* Required work: Filter the entries below, keeping only lines with the word "downloads".

[Dataset entries]
____

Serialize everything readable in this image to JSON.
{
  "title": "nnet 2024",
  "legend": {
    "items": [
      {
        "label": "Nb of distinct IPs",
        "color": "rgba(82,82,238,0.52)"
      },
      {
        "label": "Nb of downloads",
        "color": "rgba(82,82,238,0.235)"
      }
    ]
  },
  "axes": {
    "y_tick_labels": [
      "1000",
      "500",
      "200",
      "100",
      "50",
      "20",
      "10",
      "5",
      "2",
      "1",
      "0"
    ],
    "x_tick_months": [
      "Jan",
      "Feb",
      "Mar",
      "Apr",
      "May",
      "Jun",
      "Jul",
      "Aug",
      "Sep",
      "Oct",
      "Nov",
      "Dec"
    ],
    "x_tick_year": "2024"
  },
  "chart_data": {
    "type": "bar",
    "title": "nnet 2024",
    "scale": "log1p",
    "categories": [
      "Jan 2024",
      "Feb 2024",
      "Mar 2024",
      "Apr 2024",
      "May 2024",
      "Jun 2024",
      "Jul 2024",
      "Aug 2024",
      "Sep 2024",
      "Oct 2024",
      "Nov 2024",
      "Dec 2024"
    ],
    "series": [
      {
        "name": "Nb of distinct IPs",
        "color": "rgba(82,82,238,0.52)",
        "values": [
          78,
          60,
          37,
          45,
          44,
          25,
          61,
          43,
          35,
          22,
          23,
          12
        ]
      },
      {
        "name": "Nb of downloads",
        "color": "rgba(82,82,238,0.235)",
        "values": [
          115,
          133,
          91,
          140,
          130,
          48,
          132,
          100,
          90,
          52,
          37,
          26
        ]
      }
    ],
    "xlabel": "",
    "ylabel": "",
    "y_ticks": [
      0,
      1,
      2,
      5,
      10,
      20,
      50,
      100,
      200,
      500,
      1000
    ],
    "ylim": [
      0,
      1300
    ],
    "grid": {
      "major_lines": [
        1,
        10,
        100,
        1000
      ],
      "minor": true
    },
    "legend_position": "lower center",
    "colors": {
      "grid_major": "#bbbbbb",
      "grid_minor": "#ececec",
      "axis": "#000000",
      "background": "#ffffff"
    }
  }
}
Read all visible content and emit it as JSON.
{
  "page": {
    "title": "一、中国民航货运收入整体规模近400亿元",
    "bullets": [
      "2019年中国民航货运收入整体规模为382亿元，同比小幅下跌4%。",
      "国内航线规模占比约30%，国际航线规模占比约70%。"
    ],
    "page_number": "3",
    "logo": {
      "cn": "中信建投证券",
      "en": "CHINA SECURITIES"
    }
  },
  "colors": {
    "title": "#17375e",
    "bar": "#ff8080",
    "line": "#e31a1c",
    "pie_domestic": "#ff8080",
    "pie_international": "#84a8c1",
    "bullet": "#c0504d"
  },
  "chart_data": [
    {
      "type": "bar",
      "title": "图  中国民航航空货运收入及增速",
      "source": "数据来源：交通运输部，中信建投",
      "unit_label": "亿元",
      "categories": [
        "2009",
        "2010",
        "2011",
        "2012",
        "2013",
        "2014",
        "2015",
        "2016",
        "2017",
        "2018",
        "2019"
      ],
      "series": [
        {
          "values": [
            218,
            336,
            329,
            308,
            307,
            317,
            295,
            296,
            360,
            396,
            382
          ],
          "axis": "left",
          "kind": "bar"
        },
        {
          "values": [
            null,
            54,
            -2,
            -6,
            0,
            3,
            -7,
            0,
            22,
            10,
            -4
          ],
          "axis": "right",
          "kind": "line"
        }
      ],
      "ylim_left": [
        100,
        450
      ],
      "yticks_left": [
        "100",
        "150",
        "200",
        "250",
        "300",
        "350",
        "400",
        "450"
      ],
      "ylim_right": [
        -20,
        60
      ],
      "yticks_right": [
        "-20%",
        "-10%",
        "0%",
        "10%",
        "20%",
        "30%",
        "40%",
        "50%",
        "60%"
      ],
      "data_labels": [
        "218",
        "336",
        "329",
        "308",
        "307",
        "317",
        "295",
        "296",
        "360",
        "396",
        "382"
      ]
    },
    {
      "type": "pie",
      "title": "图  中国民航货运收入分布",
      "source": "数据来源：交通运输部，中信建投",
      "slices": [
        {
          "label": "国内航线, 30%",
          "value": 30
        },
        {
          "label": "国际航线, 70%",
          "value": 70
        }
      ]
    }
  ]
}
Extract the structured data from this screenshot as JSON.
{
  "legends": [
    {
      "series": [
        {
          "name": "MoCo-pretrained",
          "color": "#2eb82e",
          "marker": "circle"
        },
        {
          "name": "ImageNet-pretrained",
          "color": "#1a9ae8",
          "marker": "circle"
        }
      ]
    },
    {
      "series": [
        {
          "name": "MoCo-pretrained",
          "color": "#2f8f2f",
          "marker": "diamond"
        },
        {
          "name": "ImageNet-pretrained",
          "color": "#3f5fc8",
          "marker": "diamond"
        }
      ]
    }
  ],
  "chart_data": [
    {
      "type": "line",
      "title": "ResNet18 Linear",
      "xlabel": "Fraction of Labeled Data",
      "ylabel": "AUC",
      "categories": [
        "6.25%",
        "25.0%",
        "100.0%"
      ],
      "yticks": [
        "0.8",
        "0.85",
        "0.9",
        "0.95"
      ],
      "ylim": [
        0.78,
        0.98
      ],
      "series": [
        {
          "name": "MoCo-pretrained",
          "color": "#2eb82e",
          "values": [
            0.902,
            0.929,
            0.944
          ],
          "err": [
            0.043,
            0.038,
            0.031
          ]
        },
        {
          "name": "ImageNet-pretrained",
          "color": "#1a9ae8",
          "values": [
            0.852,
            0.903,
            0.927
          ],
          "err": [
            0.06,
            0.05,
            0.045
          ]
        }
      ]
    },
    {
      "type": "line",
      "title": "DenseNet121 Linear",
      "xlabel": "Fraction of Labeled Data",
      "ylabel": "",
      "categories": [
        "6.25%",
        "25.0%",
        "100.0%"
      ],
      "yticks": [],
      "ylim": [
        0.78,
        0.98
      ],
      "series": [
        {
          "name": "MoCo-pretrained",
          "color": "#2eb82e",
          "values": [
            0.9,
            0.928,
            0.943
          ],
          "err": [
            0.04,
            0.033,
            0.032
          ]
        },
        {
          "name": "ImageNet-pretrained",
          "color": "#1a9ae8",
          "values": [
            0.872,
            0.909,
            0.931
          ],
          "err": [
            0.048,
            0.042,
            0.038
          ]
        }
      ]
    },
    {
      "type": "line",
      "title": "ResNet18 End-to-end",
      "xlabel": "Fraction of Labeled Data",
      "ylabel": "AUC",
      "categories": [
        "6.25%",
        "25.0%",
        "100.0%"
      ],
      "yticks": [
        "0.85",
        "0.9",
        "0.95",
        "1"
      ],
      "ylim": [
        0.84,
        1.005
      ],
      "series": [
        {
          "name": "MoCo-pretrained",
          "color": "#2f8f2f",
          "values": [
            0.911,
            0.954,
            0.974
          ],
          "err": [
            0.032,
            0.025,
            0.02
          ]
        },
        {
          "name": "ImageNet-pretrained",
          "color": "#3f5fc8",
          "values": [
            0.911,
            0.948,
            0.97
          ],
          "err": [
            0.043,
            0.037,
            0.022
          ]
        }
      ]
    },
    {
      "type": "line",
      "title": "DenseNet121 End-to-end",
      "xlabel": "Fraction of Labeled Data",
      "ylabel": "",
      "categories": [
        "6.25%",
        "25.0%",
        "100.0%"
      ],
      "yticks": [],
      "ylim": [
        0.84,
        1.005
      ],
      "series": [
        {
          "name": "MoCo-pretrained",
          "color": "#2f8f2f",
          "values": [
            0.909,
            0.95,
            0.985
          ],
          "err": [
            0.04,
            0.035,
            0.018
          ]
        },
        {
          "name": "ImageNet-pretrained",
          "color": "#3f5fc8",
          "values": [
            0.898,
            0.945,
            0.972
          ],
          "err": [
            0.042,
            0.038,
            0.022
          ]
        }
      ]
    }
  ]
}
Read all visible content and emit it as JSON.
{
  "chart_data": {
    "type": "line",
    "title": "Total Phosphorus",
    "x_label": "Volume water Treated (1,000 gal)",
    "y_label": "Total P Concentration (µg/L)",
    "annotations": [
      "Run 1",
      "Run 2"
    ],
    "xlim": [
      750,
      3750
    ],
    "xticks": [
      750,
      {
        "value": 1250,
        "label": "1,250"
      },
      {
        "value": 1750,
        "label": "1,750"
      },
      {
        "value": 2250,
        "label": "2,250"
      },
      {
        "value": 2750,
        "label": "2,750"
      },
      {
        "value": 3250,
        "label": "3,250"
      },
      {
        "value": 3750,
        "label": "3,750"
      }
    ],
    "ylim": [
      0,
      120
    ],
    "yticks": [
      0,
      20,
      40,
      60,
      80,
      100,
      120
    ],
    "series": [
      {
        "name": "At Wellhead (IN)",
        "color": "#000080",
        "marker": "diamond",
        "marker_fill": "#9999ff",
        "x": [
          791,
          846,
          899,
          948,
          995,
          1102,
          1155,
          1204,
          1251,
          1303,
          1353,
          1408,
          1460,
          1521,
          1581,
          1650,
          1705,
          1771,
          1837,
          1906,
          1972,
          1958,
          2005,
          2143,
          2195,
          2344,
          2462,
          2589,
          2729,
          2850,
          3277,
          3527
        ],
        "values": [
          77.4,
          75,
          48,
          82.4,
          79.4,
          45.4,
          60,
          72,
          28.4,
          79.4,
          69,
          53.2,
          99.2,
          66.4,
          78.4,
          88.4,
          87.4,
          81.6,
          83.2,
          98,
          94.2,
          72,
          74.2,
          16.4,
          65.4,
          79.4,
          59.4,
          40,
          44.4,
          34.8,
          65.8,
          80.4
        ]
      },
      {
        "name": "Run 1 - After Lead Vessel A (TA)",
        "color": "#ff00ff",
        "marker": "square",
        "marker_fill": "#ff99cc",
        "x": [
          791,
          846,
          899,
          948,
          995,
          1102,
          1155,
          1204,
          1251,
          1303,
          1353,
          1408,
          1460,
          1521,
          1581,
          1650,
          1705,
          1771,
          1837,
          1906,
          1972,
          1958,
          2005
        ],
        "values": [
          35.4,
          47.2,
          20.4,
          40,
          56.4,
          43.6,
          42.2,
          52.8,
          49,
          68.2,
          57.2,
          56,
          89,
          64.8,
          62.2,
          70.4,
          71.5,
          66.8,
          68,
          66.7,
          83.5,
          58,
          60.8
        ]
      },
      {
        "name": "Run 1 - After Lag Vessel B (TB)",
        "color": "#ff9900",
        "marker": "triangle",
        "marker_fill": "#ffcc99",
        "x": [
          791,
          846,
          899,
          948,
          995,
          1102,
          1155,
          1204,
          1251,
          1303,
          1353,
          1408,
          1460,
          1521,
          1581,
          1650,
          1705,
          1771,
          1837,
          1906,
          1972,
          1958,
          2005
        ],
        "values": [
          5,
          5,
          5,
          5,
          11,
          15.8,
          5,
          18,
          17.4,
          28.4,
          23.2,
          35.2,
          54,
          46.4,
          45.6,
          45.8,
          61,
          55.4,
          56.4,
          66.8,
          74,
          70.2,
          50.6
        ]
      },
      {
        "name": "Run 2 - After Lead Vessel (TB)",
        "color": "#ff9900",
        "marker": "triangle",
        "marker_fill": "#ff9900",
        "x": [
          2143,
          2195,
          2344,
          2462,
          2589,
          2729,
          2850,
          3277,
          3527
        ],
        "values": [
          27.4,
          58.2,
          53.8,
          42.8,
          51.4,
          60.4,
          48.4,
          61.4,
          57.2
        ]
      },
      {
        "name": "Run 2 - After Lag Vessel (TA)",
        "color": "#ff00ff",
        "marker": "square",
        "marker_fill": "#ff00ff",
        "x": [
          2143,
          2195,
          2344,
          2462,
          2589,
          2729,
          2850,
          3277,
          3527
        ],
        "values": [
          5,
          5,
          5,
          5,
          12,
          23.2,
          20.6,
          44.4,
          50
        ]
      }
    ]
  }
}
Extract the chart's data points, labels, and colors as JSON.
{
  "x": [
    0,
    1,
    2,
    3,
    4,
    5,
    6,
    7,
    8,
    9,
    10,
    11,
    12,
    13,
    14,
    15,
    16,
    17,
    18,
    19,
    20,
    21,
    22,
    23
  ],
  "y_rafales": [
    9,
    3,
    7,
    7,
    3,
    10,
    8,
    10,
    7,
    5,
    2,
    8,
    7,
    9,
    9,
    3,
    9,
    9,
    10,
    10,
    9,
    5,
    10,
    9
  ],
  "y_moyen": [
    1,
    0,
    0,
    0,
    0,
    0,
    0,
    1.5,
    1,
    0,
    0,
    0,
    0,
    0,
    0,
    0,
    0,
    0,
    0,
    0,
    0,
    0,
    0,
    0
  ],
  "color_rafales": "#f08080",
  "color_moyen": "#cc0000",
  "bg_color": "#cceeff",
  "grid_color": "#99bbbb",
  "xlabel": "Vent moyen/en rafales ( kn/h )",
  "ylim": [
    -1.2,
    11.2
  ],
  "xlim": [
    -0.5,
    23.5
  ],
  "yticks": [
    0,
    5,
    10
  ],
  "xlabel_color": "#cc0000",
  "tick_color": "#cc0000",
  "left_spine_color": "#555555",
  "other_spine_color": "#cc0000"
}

____

* Final answer:
        "label": "Nb of downloads",
        "name": "Nb of downloads",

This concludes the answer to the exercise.